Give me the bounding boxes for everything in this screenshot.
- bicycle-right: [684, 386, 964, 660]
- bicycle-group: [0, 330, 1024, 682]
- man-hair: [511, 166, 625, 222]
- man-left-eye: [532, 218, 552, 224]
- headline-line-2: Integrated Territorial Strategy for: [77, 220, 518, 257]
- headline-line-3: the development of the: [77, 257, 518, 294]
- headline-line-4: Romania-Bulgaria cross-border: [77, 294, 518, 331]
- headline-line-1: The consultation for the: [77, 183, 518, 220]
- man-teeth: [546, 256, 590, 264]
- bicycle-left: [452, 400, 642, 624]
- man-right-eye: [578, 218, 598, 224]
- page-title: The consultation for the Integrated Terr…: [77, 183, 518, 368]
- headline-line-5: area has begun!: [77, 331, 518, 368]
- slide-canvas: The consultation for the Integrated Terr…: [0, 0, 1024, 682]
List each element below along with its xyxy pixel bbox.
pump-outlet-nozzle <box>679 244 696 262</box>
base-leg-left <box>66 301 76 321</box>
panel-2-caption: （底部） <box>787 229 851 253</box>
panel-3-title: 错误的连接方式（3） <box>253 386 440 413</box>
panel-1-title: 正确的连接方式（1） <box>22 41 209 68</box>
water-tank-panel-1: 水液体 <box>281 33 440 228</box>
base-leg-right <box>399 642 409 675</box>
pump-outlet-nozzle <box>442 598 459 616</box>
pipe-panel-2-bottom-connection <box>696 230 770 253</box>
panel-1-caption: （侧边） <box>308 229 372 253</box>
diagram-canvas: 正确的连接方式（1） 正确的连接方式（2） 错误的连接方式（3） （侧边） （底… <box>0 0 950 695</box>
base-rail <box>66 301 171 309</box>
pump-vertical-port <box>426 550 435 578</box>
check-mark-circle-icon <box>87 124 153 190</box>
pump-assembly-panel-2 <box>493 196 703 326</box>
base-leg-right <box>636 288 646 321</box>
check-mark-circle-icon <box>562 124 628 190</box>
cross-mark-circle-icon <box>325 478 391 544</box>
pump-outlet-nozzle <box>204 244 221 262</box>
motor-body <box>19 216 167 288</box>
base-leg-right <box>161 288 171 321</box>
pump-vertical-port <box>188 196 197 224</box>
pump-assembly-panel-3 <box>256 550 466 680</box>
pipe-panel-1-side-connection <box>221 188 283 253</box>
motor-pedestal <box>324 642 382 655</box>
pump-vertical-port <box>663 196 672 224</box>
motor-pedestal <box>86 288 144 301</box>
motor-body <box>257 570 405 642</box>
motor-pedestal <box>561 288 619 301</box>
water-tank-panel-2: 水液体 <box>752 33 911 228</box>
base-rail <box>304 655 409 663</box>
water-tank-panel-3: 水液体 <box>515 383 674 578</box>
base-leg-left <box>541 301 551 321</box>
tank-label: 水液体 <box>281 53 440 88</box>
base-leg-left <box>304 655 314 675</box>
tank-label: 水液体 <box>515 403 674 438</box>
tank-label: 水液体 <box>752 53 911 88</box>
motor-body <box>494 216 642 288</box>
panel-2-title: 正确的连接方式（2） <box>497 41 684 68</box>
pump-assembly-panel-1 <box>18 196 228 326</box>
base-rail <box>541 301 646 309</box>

**Do this**
Turn every line of the data above into a JSON list of strings, one string per line, with blank lines left out.

**Full answer**
[
  "Give me the bounding boxes for everything in this screenshot.",
  "- bicycle-right: [684, 386, 964, 660]",
  "- bicycle-group: [0, 330, 1024, 682]",
  "- man-hair: [511, 166, 625, 222]",
  "- man-left-eye: [532, 218, 552, 224]",
  "- headline-line-2: Integrated Territorial Strategy for: [77, 220, 518, 257]",
  "- headline-line-3: the development of the: [77, 257, 518, 294]",
  "- headline-line-4: Romania-Bulgaria cross-border: [77, 294, 518, 331]",
  "- headline-line-1: The consultation for the: [77, 183, 518, 220]",
  "- man-teeth: [546, 256, 590, 264]",
  "- bicycle-left: [452, 400, 642, 624]",
  "- man-right-eye: [578, 218, 598, 224]",
  "- page-title: The consultation for the Integrated Terr…: [77, 183, 518, 368]",
  "- headline-line-5: area has begun!: [77, 331, 518, 368]",
  "- slide-canvas: The consultation for the Integrated Terr…: [0, 0, 1024, 682]",
  "List each element below along with its xyxy pixel bbox.",
  "pump-outlet-nozzle <box>679 244 696 262</box>",
  "base-leg-left <box>66 301 76 321</box>",
  "panel-2-caption: （底部） <box>787 229 851 253</box>",
  "panel-3-title: 错误的连接方式（3） <box>253 386 440 413</box>",
  "panel-1-title: 正确的连接方式（1） <box>22 41 209 68</box>",
  "water-tank-panel-1: 水液体 <box>281 33 440 228</box>",
  "base-leg-right <box>399 642 409 675</box>",
  "pump-outlet-nozzle <box>442 598 459 616</box>",
  "pipe-panel-2-bottom-connection <box>696 230 770 253</box>",
  "panel-1-caption: （侧边） <box>308 229 372 253</box>",
  "diagram-canvas: 正确的连接方式（1） 正确的连接方式（2） 错误的连接方式（3） （侧边） （底… <box>0 0 950 695</box>",
  "base-rail <box>66 301 171 309</box>",
  "pump-vertical-port <box>426 550 435 578</box>",
  "check-mark-circle-icon <box>87 124 153 190</box>",
  "pump-assembly-panel-2 <box>493 196 703 326</box>",
  "base-leg-right <box>636 288 646 321</box>",
  "check-mark-circle-icon <box>562 124 628 190</box>",
  "cross-mark-circle-icon <box>325 478 391 544</box>",
  "pump-outlet-nozzle <box>204 244 221 262</box>",
  "motor-body <box>19 216 167 288</box>",
  "base-leg-right <box>161 288 171 321</box>",
  "pump-vertical-port <box>188 196 197 224</box>",
  "pump-assembly-panel-3 <box>256 550 466 680</box>",
  "pipe-panel-1-side-connection <box>221 188 283 253</box>",
  "motor-pedestal <box>324 642 382 655</box>",
  "pump-vertical-port <box>663 196 672 224</box>",
  "motor-pedestal <box>86 288 144 301</box>",
  "motor-body <box>257 570 405 642</box>",
  "motor-pedestal <box>561 288 619 301</box>",
  "water-tank-panel-2: 水液体 <box>752 33 911 228</box>",
  "base-rail <box>304 655 409 663</box>",
  "water-tank-panel-3: 水液体 <box>515 383 674 578</box>",
  "base-leg-left <box>541 301 551 321</box>",
  "tank-label: 水液体 <box>281 53 440 88</box>",
  "base-leg-left <box>304 655 314 675</box>",
  "tank-label: 水液体 <box>515 403 674 438</box>",
  "tank-label: 水液体 <box>752 53 911 88</box>",
  "motor-body <box>494 216 642 288</box>",
  "panel-2-title: 正确的连接方式（2） <box>497 41 684 68</box>",
  "pump-assembly-panel-1 <box>18 196 228 326</box>",
  "base-rail <box>541 301 646 309</box>"
]